Recorded data:
________
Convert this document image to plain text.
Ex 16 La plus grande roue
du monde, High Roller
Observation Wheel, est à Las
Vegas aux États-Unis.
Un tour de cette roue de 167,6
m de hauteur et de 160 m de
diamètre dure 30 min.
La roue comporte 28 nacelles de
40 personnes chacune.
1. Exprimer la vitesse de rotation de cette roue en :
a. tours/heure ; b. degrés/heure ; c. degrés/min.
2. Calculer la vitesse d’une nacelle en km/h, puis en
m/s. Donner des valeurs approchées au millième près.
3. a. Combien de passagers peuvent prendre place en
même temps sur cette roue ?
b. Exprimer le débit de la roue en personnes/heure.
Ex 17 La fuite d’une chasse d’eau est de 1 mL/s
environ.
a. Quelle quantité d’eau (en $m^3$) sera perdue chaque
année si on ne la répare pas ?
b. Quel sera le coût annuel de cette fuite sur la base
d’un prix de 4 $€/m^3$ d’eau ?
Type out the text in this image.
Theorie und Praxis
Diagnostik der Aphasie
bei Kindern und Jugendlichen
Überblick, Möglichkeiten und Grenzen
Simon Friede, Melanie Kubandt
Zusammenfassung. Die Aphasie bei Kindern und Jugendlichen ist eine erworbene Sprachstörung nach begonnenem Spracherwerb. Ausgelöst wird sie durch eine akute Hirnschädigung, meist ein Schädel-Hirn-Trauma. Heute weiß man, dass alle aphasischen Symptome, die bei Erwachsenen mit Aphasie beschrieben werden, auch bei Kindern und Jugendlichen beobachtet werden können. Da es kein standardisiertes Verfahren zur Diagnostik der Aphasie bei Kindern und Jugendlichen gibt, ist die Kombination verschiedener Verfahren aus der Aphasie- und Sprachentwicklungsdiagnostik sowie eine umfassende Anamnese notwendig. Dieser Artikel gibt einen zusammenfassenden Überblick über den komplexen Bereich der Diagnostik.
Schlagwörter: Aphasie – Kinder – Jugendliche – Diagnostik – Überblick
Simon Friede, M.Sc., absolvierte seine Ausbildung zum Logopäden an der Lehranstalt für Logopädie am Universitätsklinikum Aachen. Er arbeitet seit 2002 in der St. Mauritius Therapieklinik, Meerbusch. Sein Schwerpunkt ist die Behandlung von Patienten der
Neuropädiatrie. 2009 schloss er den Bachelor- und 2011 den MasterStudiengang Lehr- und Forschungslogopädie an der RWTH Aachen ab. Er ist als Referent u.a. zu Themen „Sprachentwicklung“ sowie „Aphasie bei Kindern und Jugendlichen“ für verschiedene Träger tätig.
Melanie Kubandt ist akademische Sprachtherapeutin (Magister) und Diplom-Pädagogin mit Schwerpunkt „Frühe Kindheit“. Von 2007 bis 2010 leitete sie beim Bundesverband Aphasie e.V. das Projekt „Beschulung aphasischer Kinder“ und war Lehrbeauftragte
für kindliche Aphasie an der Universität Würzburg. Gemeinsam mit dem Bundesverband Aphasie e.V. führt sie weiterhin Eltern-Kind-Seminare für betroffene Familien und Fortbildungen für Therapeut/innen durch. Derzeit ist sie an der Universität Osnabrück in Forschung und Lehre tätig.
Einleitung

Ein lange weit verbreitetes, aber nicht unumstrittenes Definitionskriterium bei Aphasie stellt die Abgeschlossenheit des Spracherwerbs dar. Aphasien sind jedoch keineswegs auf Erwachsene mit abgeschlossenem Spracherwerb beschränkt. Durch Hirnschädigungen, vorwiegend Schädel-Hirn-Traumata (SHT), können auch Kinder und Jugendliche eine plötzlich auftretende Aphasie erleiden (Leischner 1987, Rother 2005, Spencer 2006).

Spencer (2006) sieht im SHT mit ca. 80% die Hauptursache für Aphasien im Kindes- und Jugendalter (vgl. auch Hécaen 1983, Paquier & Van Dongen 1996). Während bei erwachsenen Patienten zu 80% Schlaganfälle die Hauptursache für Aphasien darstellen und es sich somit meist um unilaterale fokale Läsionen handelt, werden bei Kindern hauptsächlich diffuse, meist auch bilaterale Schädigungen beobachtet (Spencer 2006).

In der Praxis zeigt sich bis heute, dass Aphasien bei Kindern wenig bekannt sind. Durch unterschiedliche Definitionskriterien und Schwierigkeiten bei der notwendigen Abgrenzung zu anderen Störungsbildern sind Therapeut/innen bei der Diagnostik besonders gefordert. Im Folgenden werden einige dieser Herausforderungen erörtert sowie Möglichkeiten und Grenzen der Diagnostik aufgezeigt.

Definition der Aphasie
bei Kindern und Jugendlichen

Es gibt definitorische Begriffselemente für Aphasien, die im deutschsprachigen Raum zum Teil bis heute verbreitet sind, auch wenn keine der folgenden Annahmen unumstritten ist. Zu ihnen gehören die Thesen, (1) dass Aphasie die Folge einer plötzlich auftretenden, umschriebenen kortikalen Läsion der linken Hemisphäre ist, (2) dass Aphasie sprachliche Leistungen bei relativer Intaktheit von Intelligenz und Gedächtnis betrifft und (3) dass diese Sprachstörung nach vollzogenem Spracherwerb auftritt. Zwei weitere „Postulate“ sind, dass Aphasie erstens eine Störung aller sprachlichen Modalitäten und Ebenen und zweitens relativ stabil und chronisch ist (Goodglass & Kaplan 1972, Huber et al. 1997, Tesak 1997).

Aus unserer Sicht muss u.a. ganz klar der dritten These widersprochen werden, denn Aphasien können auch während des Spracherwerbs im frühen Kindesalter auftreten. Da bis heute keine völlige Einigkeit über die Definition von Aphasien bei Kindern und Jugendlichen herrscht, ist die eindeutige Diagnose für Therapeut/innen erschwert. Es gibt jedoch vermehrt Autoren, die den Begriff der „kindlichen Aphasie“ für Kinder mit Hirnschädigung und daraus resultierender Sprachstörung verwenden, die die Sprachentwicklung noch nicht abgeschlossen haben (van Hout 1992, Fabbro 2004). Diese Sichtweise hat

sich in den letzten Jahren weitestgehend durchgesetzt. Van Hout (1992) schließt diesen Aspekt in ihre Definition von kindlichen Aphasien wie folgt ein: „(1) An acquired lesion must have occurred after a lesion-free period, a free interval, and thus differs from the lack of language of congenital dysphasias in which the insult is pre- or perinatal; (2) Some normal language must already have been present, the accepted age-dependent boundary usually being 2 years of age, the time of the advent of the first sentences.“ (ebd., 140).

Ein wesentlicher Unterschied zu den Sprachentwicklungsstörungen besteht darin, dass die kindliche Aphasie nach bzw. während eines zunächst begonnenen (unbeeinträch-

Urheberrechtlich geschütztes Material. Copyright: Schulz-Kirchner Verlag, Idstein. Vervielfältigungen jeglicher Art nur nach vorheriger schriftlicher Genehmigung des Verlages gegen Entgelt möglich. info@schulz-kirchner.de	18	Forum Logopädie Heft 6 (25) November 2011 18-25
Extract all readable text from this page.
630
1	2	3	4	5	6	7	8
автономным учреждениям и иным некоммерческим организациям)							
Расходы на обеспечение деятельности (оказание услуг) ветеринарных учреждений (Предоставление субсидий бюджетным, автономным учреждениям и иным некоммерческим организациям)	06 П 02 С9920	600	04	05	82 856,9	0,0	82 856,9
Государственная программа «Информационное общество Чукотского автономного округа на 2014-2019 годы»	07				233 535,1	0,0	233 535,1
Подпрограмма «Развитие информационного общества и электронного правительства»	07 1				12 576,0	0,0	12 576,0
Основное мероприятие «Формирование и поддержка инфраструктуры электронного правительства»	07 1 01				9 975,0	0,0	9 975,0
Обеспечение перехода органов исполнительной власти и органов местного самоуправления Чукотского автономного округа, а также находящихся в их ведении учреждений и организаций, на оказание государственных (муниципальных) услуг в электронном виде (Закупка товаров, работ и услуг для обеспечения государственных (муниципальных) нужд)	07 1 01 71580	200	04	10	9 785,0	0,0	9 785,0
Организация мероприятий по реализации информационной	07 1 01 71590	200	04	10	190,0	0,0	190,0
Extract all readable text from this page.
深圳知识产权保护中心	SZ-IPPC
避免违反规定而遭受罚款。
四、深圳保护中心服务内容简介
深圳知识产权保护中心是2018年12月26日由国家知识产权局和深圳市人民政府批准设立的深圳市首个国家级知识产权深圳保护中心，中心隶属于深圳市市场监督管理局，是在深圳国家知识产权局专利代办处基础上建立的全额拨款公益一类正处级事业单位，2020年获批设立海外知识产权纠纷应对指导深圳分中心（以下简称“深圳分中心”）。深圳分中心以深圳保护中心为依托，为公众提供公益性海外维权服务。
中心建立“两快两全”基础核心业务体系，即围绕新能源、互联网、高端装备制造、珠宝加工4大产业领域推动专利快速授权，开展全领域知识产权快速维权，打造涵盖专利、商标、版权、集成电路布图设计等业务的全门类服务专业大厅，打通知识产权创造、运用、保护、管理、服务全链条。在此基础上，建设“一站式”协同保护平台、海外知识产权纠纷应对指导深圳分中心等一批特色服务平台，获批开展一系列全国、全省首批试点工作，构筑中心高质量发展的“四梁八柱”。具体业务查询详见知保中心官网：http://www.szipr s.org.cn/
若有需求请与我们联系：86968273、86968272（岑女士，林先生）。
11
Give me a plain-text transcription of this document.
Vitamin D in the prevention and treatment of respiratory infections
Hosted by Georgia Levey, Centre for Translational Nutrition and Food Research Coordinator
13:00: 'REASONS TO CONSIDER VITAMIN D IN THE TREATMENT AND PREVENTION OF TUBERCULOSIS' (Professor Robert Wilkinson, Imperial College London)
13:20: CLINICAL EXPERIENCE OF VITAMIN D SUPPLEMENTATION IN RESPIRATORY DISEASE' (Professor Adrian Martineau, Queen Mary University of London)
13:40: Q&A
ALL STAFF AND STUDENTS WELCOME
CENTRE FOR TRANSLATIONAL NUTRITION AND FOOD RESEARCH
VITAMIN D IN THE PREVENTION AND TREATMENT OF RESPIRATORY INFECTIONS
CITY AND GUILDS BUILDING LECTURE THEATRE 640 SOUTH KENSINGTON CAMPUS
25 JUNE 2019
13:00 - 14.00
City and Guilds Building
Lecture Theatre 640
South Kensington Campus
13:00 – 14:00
________
SET EXERCISE: Copy out each line of the entries that holds "автономным".

COMPLETE RESPONSE:
автономным учреждениям и иным некоммерческим организациям)							
Расходы на обеспечение деятельности (оказание услуг) ветеринарных учреждений (Предоставление субсидий бюджетным, автономным учреждениям и иным некоммерческим организациям)	06 П 02 С9920	600	04	05	82 856,9	0,0	82 856,9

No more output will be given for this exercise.